Thursday, July 22, 2010

Pols and Media confuse the public on new education standards

Question 1: What has shed more heat than light? Select from: a) Massachusetts politicians b) Massachusetts media c) the public debate about replacing Massachusetts testing standards with new national ones. Answer: all of the above.


Massachusetts’ education standards and testing achievements, first adopted in the Education Reform Act of 1993, have helped place the Commonwealth at the top nationally in education achievement. Not surprising then that the recent move to newly adopted national “Common Core” standards in English and math seemed like a classic case of “if it ain’t broke, mess with it anyway.” Republican gubernatorial candidate Charlie Baker sped to Beacon Hill to argue it would be a big mistake. Independent candidate Tim Cahill decried that “the Patrick administration has decided to put Washington ahead of our children and the future of our state.”

The Boston Herald warned that “Massachusetts public schools, the nation’s best, will be unacceptably dumbed down.” By contrast, the Boston Globe praised the new standards for emulating standards in Singapore, Korea and other countries that do well in science and technology.

WCVB-TV Channel 5’s report noted that Republican Senator Richard Tisei wants Attorney General Martha Coakley to check Gov. Deval Patrick's e-mails to determine if there's any connection between the proposed change in policy and the Massachusetts Teachers Association's decision to endorse Patrick for re-election. To its credit, Fox25 did a thoughtful nearly-five-minute interview with Boston School Superintendent Carol Johnson that explored the topic in a balance way. It doesn’t seem to have been the norm.

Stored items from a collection
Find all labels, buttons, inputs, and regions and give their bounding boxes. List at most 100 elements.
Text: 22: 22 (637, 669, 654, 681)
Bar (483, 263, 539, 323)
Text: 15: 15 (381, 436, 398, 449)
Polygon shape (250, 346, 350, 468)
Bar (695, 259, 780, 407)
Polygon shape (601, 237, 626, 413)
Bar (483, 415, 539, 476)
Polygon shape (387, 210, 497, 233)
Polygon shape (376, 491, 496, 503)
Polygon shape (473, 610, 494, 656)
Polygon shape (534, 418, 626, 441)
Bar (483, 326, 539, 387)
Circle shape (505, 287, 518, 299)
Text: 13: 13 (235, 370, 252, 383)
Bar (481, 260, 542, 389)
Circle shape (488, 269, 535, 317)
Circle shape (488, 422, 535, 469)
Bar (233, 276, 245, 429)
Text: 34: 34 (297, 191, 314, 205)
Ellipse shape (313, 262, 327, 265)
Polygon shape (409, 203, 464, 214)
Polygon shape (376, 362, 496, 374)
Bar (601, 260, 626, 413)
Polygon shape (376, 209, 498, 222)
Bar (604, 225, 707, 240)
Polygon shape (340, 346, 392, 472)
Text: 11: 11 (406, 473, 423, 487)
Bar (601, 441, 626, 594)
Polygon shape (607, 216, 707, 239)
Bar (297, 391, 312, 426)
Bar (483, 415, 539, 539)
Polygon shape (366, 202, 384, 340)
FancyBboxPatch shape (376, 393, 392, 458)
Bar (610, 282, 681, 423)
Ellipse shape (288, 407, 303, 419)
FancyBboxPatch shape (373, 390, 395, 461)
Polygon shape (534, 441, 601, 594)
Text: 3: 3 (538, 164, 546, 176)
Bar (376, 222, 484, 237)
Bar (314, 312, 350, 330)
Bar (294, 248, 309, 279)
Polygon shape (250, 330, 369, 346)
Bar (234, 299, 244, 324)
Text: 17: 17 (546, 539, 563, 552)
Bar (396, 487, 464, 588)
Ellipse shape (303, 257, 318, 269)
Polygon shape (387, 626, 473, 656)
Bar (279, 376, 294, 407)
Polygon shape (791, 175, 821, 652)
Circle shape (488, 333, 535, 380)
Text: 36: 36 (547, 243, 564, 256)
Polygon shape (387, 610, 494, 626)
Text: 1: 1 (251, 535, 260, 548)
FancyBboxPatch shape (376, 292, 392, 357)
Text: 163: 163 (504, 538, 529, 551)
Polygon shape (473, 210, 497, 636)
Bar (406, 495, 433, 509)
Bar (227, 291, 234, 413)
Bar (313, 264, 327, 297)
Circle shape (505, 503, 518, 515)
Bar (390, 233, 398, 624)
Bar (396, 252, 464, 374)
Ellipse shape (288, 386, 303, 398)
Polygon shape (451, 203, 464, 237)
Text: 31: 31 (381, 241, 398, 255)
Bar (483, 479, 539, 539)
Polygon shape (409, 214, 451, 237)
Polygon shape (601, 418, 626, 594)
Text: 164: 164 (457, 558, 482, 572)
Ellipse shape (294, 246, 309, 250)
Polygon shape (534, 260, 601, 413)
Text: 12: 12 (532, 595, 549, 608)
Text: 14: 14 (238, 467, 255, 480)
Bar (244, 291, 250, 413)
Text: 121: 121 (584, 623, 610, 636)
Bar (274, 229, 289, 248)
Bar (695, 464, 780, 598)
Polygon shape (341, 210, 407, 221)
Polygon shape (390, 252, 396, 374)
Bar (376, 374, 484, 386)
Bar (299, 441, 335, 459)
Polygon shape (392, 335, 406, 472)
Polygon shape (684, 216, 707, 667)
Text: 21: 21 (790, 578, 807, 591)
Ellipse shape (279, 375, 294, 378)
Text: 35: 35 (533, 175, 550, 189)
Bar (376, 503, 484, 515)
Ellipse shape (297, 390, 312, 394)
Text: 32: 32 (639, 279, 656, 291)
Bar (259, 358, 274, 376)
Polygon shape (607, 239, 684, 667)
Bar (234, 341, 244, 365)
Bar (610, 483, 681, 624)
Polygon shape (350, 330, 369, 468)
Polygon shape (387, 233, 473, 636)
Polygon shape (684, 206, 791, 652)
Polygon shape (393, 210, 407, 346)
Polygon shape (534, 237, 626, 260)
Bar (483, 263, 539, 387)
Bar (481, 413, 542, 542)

**Complete the following:**
[A] Repeat the part of the post about education standards that runs from "The Boston Herald" up to and including "science and technology.".
[B] Pick up the post about the new education standards right after its last sentence and keep writing.

**The responses:**
[A]
The Boston Herald warned that “Massachusetts public schools, the nation’s best, will be unacceptably dumbed down.” By contrast, the Boston Globe praised the new standards for emulating standards in Singapore, Korea and other countries that do well in science and technology.

[B]
For some, the move has been praised because moving to the national standards will make Massachusetts eligible for millions of federal “Race to the Top” dollars. For others, including Globe columnist Joan Venocchi, we are selling our kids to the highest bidder. It has all been very confusing.

What’s been nearly lost in all the rhetoric is a presentation of what specifically the federal and state standards are and what they’re designed to achieve. In other words, coverage of the issues has been all about the histrionics and little about the history, math, reading and science.

The MA Board of Education web site  asserts that “The Common Core Standards will continue to be assessed through the Massachusetts Comprehensive Assessment System (MCAS), ensuring that all Massachusetts students continue to achieve at the highest levels in the nation and preparing them to succeed in the global economy.” So does that mean that MCAS isn’t going away? As Ed Board Chair Maura Banta explained to me in a telephone interview, there will still be MCAS to measure the success of the standards. MCAS changes every year anyway and will now be the vehicle for assessing the Common Core standards, 90% of which are based upon Massachusetts standards anyway.

States are free to deviate from Common Core standards up for 15 percent, so our autonomy shouldn’t be an issue. Furthermore, Massachusetts educators have had input into the national standards for more than a year. Banta said the state will continue its involvement in an effort to see that what is unique to Massachusetts is incorporated into the federal standards.

Unfortunately, scouring the media has yielded only the most minimal explanations that the national math standards will include more on statistics, and the new English standards will lean more toward expository writing and informational text reading than fiction reading and creative writing. Banta said that reading literature won’t go away. She added that, in math, the idea is to lay the groundwork of math literacy before rote learning of multiplication tables, for example.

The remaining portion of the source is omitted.